» PROVIDED RECORDS:
※ ※ ※

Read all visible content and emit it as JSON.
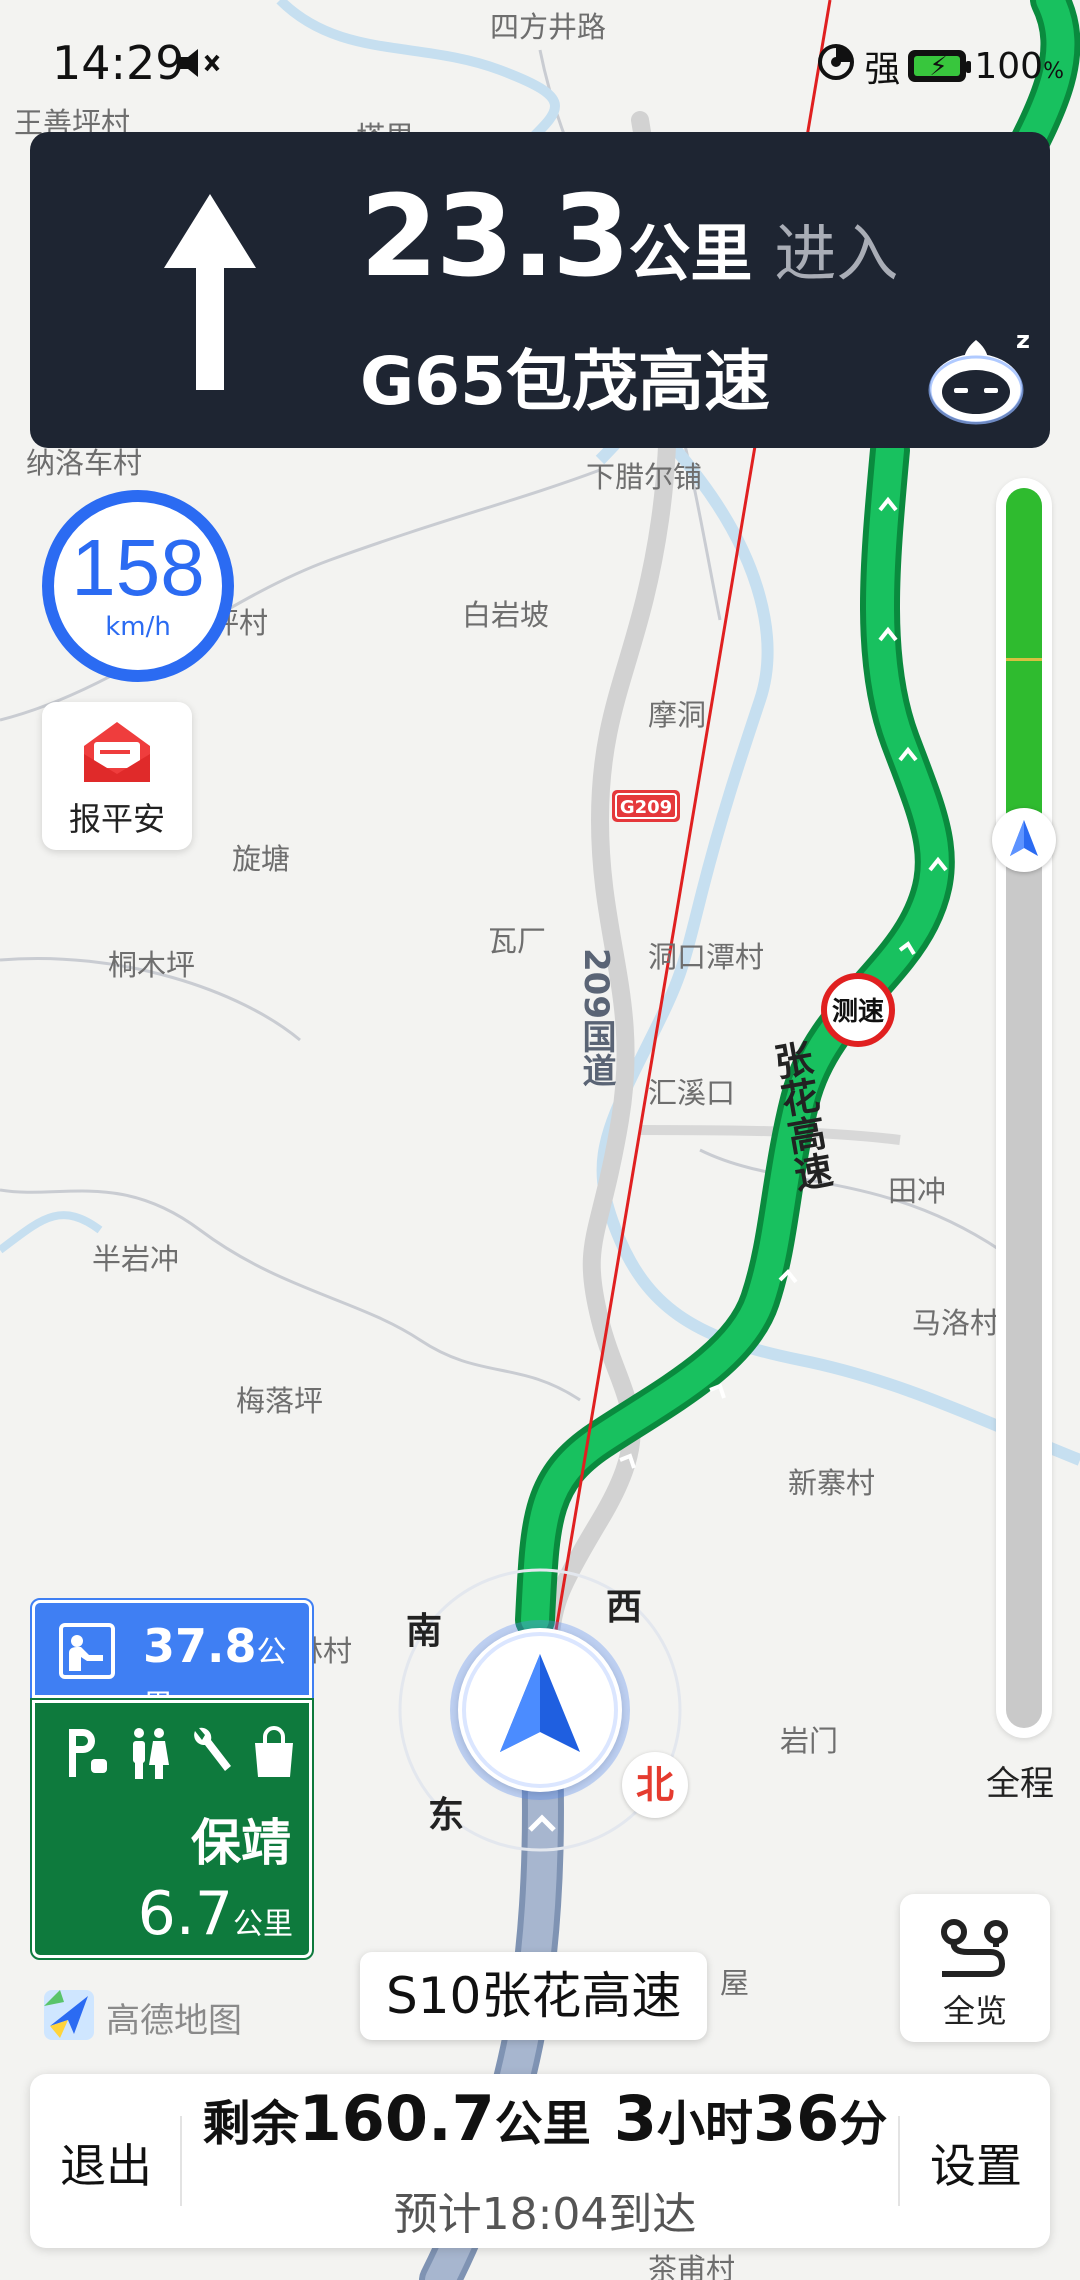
{
  "status_bar": {
    "time": "14:29",
    "signal_text": "强",
    "battery_pct": "100",
    "battery_unit": "%"
  },
  "guide": {
    "distance": "23.3",
    "distance_unit": "公里",
    "action": "进入",
    "road": "G65包茂高速",
    "arrow_icon": "straight-arrow-icon",
    "assistant_icon": "sleeping-robot-icon"
  },
  "speed": {
    "value": "158",
    "unit": "km/h",
    "color": "#2b6bf2"
  },
  "safe_report": {
    "label": "报平安"
  },
  "map": {
    "labels": [
      "王善坪村",
      "四方井路",
      "塔里",
      "纳洛车村",
      "下腊尔铺",
      "白岩坡",
      "坪村",
      "摩洞",
      "旋塘",
      "瓦厂",
      "洞口潭村",
      "桐木坪",
      "汇溪口",
      "田冲",
      "半岩冲",
      "马洛村",
      "梅落坪",
      "新寨村",
      "岩门",
      "林村",
      "屋",
      "茶甫村"
    ],
    "national_road_shield": "G209",
    "national_road_name": "209国道",
    "highway_name": "张花高速",
    "speed_camera": "测速"
  },
  "progress": {
    "label": "全程",
    "traveled_fraction": 0.21,
    "green_color": "#2fbb2f"
  },
  "service_area": {
    "next_distance": "37.8",
    "next_unit": "公里",
    "name": "保靖",
    "distance": "6.7",
    "unit": "公里",
    "facility_icons": [
      "parking-icon",
      "restroom-icon",
      "repair-icon",
      "shop-icon"
    ]
  },
  "compass": {
    "south": "南",
    "west": "西",
    "east": "东",
    "north": "北"
  },
  "current_road": "S10张花高速",
  "logo_text": "高德地图",
  "overview": {
    "label": "全览"
  },
  "bottom_bar": {
    "exit_label": "退出",
    "remaining_label": "剩余",
    "remaining_distance": "160.7",
    "distance_unit": "公里",
    "hours": "3",
    "hours_unit": "小时",
    "minutes": "36",
    "minutes_unit": "分",
    "eta": "预计18:04到达",
    "settings_label": "设置"
  }
}
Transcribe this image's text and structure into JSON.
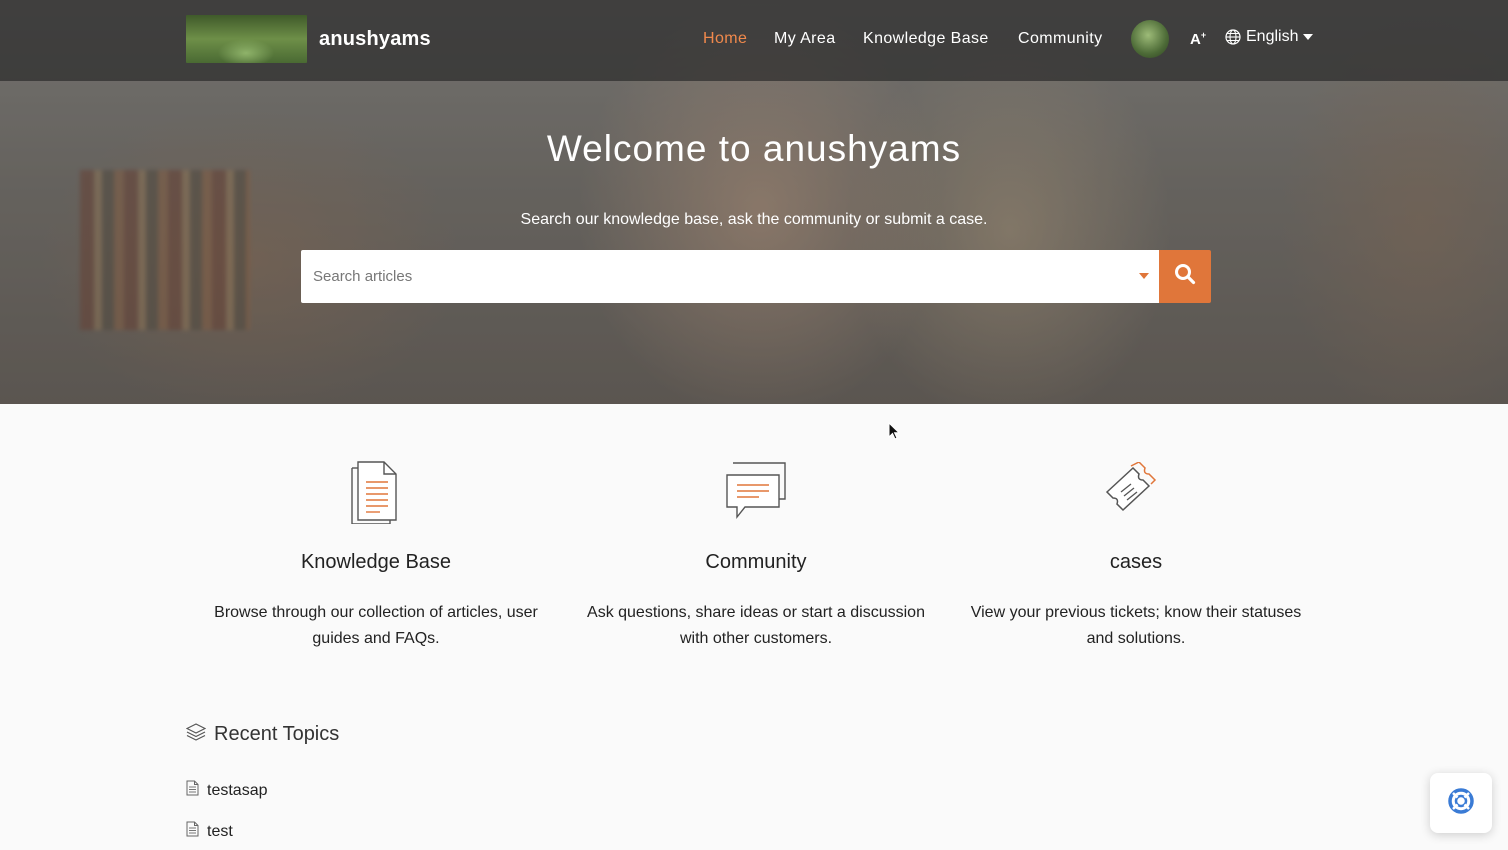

※ ※ ※

» EXERCISE DIRECTIONS:
Transcribe all entries above exactly. Drop the pictures.

» EXERCISE ANSWER:
Read all visible content and emit it as JSON.
{
  "status_bar": {
    "time": "14:29",
    "signal_text": "强",
    "battery_pct": "100",
    "battery_unit": "%"
  },
  "guide": {
    "distance": "23.3",
    "distance_unit": "公里",
    "action": "进入",
    "road": "G65包茂高速",
    "arrow_icon": "straight-arrow-icon",
    "assistant_icon": "sleeping-robot-icon"
  },
  "speed": {
    "value": "158",
    "unit": "km/h",
    "color": "#2b6bf2"
  },
  "safe_report": {
    "label": "报平安"
  },
  "map": {
    "labels": [
      "王善坪村",
      "四方井路",
      "塔里",
      "纳洛车村",
      "下腊尔铺",
      "白岩坡",
      "坪村",
      "摩洞",
      "旋塘",
      "瓦厂",
      "洞口潭村",
      "桐木坪",
      "汇溪口",
      "田冲",
      "半岩冲",
      "马洛村",
      "梅落坪",
      "新寨村",
      "岩门",
      "林村",
      "屋",
      "茶甫村"
    ],
    "national_road_shield": "G209",
    "national_road_name": "209国道",
    "highway_name": "张花高速",
    "speed_camera": "测速"
  },
  "progress": {
    "label": "全程",
    "traveled_fraction": 0.21,
    "green_color": "#2fbb2f"
  },
  "service_area": {
    "next_distance": "37.8",
    "next_unit": "公里",
    "name": "保靖",
    "distance": "6.7",
    "unit": "公里",
    "facility_icons": [
      "parking-icon",
      "restroom-icon",
      "repair-icon",
      "shop-icon"
    ]
  },
  "compass": {
    "south": "南",
    "west": "西",
    "east": "东",
    "north": "北"
  },
  "current_road": "S10张花高速",
  "logo_text": "高德地图",
  "overview": {
    "label": "全览"
  },
  "bottom_bar": {
    "exit_label": "退出",
    "remaining_label": "剩余",
    "remaining_distance": "160.7",
    "distance_unit": "公里",
    "hours": "3",
    "hours_unit": "小时",
    "minutes": "36",
    "minutes_unit": "分",
    "eta": "预计18:04到达",
    "settings_label": "设置"
  }
}
Transcribe this image's text and structure into JSON.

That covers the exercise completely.